— Start —

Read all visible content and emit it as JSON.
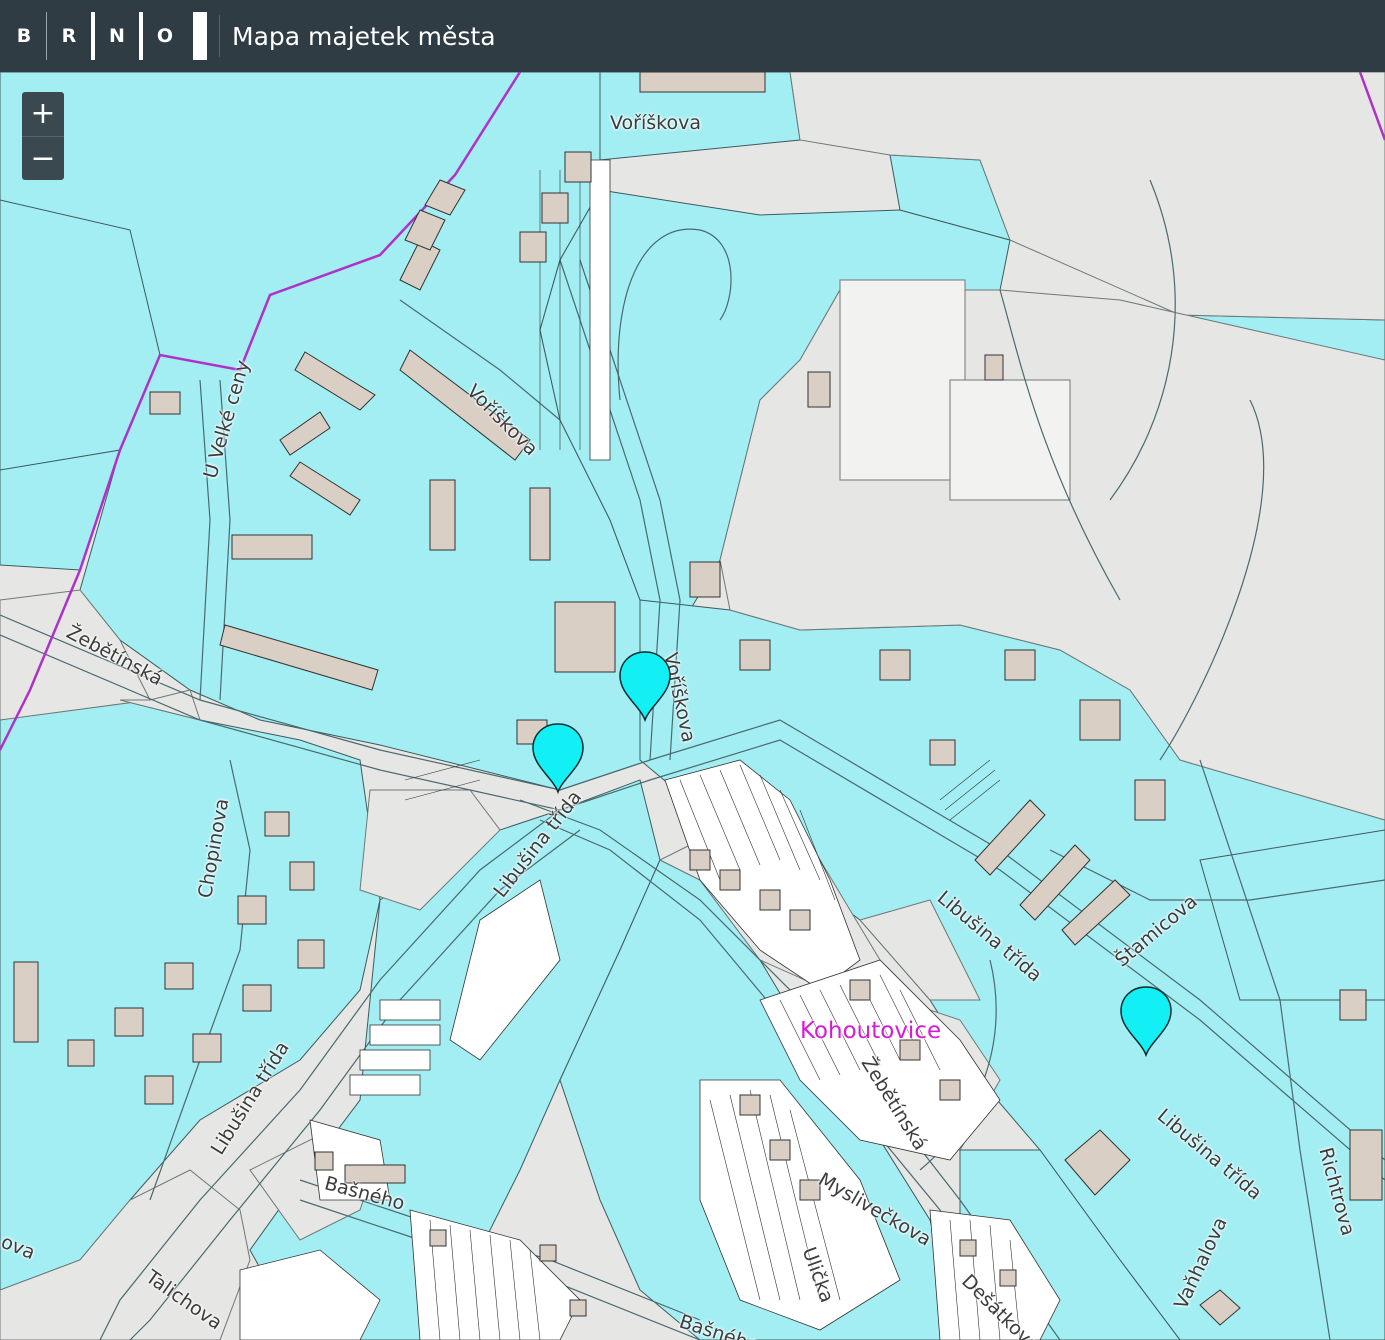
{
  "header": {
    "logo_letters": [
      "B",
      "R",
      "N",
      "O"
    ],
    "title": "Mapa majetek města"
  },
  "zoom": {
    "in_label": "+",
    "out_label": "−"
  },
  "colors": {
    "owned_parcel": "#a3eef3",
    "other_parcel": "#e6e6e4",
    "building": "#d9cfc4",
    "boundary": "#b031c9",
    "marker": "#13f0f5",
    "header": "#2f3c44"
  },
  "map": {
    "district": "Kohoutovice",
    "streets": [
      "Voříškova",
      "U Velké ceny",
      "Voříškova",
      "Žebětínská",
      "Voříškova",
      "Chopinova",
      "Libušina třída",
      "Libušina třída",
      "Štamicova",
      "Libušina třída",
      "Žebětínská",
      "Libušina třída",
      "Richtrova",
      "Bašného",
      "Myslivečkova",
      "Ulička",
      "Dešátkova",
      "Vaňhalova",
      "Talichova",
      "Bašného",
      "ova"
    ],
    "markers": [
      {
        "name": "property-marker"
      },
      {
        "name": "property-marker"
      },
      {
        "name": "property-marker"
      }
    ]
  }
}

— End —
— Start —

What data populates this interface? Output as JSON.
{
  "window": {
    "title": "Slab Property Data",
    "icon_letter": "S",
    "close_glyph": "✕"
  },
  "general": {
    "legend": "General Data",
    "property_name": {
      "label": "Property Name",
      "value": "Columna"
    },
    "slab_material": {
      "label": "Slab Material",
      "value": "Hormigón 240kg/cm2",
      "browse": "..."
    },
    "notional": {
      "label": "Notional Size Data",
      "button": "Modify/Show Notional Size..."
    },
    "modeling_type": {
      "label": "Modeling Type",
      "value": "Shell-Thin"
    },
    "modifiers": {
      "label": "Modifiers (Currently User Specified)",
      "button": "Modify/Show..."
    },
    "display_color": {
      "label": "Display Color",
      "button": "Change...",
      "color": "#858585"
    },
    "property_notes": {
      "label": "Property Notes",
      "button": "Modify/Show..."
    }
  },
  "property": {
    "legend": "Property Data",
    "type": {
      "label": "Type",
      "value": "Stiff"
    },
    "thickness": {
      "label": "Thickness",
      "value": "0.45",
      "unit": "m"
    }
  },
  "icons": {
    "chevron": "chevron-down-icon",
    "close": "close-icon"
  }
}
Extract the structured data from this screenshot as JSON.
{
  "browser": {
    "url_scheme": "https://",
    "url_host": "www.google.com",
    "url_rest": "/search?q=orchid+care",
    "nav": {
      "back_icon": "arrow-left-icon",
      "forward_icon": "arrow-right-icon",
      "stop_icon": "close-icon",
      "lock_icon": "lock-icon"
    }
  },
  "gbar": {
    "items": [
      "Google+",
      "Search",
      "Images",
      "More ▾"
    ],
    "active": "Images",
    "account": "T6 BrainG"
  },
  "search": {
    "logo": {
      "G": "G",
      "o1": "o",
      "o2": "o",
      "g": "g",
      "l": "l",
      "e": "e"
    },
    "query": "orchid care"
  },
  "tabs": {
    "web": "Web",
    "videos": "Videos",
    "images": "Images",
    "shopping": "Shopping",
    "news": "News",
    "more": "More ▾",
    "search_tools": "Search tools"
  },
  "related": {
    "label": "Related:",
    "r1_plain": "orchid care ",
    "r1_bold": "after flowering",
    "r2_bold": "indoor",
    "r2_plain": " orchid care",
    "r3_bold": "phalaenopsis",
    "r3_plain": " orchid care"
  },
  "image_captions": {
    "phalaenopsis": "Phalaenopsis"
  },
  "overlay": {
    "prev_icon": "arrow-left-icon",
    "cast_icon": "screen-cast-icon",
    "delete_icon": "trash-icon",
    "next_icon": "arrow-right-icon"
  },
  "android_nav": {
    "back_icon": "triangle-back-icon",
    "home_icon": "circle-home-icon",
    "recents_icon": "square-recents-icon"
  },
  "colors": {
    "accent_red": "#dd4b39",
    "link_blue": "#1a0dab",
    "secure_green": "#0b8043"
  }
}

— End —

=== Problem to solve ===
Select the lines from the entries that include the word "left".

=== The solution ===
      "back_icon": "arrow-left-icon",
    "prev_icon": "arrow-left-icon",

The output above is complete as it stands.